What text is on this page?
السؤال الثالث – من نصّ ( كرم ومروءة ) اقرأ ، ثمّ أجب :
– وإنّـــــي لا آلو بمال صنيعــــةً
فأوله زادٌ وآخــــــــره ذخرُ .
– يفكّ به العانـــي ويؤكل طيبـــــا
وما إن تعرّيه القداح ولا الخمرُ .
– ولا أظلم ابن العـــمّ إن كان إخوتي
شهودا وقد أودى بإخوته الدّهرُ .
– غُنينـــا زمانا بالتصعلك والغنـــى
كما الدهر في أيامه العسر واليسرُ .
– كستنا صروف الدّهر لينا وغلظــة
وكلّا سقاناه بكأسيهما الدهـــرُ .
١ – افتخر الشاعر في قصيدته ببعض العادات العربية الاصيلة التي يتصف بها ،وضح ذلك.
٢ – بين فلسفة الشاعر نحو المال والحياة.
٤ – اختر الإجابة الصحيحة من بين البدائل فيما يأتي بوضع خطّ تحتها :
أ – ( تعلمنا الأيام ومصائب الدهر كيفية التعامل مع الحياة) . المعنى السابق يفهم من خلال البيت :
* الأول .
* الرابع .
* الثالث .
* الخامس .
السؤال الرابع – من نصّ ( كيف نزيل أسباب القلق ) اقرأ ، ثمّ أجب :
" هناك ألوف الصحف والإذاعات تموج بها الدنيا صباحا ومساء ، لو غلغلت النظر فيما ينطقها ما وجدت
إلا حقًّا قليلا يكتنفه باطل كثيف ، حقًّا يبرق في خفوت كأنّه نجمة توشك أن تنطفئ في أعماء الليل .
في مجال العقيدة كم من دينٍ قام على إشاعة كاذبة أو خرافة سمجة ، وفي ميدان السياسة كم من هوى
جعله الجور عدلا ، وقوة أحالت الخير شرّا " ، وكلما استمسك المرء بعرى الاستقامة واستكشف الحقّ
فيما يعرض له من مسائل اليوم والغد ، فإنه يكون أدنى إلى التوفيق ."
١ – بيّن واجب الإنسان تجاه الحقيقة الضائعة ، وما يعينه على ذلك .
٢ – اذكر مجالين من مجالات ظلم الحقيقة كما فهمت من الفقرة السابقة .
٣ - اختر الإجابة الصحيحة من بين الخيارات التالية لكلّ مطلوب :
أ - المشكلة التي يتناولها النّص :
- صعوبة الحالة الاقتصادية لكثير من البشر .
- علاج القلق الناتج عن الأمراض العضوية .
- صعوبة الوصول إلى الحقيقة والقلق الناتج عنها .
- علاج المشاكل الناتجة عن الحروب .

--

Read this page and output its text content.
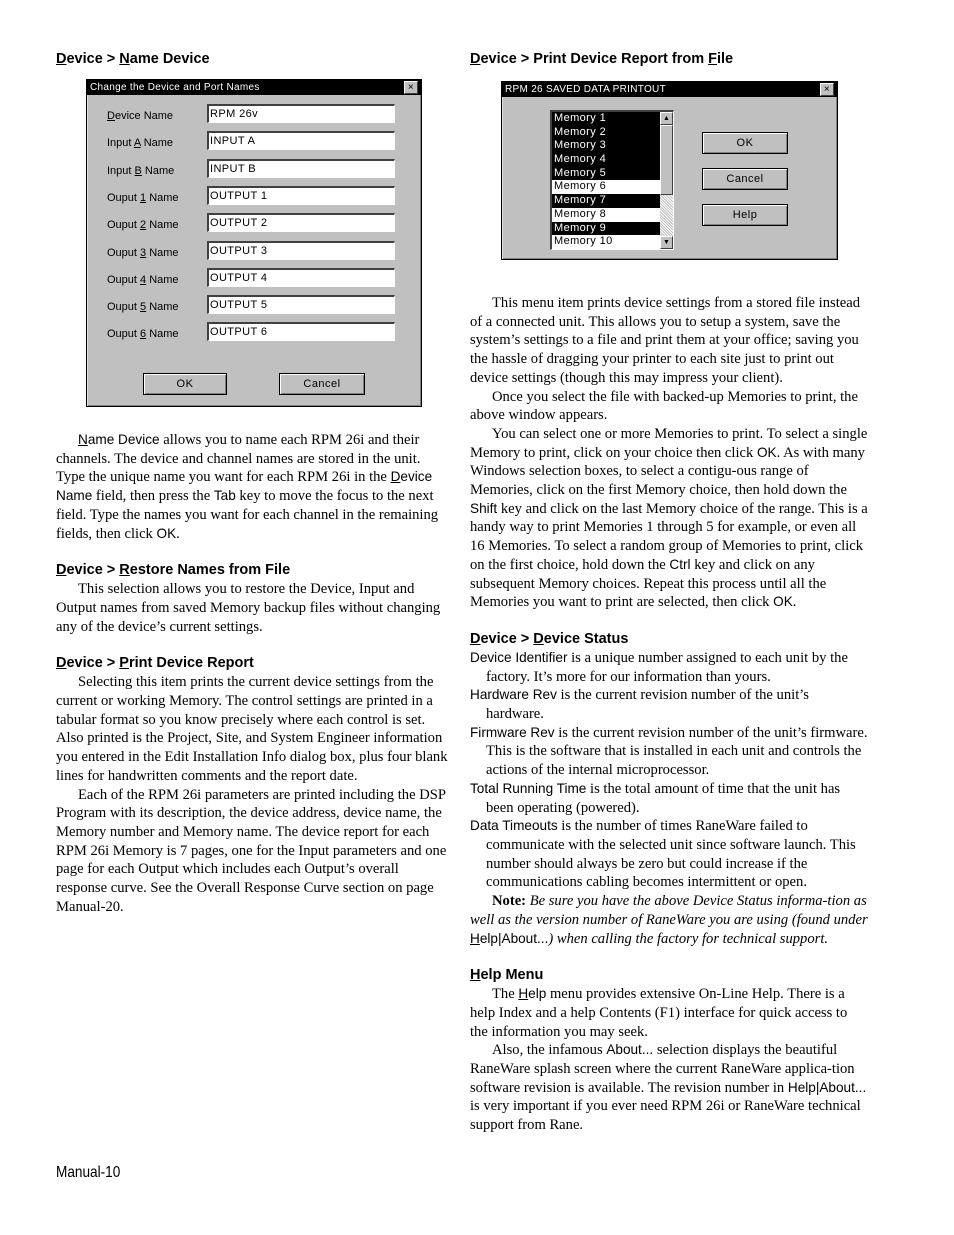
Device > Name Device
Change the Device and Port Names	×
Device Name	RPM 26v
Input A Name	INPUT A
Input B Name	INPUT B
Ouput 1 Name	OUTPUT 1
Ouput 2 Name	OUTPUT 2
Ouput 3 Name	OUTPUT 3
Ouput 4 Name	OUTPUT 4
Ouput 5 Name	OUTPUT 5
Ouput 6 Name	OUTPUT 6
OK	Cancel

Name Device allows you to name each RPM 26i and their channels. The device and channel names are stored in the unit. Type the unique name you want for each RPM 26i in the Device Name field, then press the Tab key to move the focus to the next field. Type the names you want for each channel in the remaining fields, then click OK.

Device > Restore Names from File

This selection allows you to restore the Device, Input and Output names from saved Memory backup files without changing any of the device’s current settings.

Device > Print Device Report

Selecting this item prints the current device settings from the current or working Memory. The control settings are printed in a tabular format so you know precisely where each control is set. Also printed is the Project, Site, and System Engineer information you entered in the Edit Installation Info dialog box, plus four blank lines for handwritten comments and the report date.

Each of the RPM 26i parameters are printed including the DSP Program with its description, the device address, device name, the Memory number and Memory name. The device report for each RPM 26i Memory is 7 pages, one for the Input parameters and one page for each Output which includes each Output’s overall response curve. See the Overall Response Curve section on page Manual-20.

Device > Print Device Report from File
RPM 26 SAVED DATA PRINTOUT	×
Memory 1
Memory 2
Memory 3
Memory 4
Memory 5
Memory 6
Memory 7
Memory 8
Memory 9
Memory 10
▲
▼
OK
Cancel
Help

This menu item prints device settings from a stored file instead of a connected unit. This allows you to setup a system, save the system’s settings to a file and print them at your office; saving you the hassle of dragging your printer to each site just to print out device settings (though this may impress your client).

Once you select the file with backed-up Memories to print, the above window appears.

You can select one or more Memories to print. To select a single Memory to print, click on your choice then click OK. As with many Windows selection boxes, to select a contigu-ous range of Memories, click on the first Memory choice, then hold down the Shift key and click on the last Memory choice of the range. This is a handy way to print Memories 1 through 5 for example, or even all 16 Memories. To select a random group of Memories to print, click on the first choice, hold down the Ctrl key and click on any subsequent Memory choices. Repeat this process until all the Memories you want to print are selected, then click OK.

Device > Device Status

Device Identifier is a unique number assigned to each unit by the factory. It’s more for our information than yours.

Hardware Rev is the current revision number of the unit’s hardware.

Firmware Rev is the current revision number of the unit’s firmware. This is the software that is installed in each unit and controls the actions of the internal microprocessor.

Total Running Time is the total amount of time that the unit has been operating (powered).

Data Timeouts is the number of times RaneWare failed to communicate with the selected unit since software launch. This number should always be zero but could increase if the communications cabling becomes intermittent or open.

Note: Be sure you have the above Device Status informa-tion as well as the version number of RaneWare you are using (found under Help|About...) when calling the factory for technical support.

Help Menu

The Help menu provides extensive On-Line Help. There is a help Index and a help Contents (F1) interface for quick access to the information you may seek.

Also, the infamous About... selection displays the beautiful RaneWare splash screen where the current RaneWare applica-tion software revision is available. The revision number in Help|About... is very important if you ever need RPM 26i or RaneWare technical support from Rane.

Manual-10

* * *

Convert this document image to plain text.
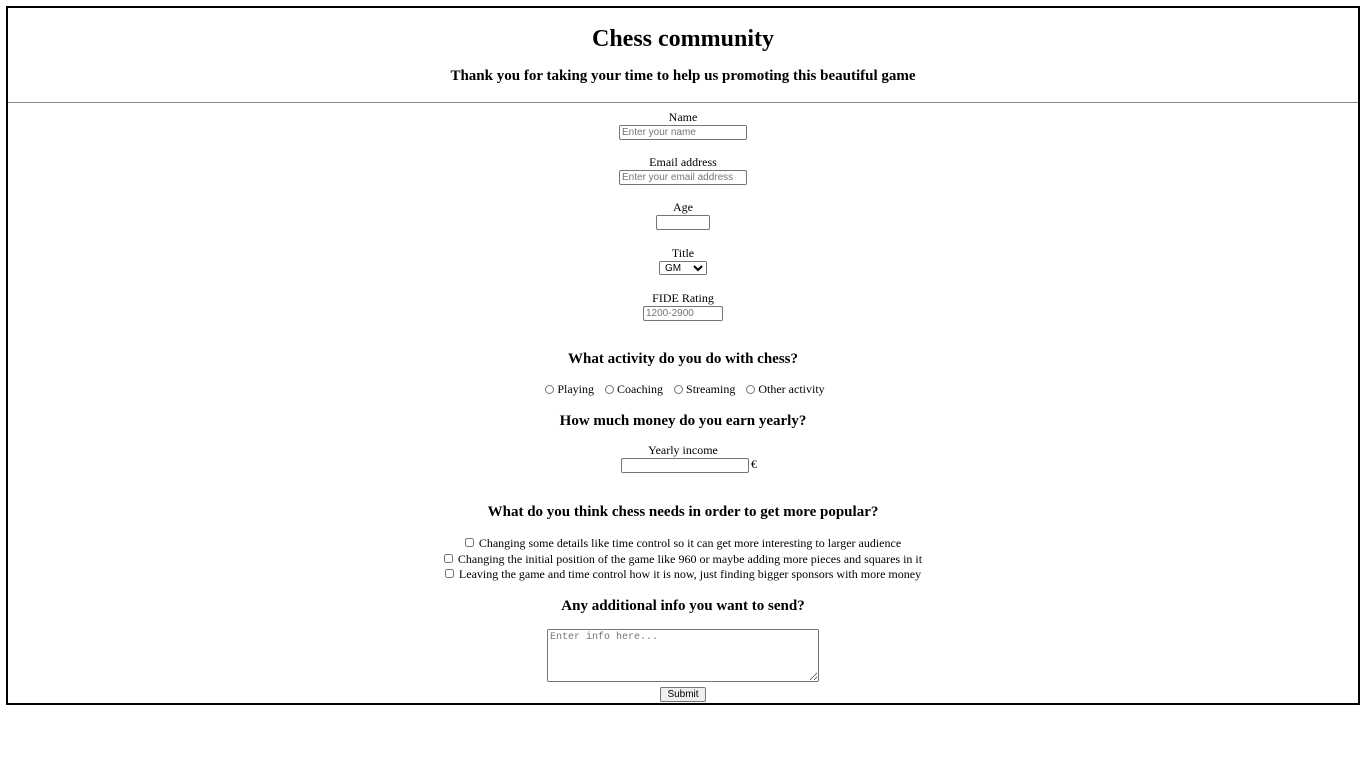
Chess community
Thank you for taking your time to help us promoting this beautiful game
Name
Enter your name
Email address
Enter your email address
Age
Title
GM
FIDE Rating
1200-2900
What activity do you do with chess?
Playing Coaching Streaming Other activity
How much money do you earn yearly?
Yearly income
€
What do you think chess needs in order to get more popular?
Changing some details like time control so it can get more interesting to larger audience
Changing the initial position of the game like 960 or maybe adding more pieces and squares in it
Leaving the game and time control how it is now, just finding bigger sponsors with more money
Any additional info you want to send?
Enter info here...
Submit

Your objective:
Which lines above contain the word "What"? Copy each of them.

Result below:
What text is on this page?
What activity do you do with chess?
What do you think chess needs in order to get more popular?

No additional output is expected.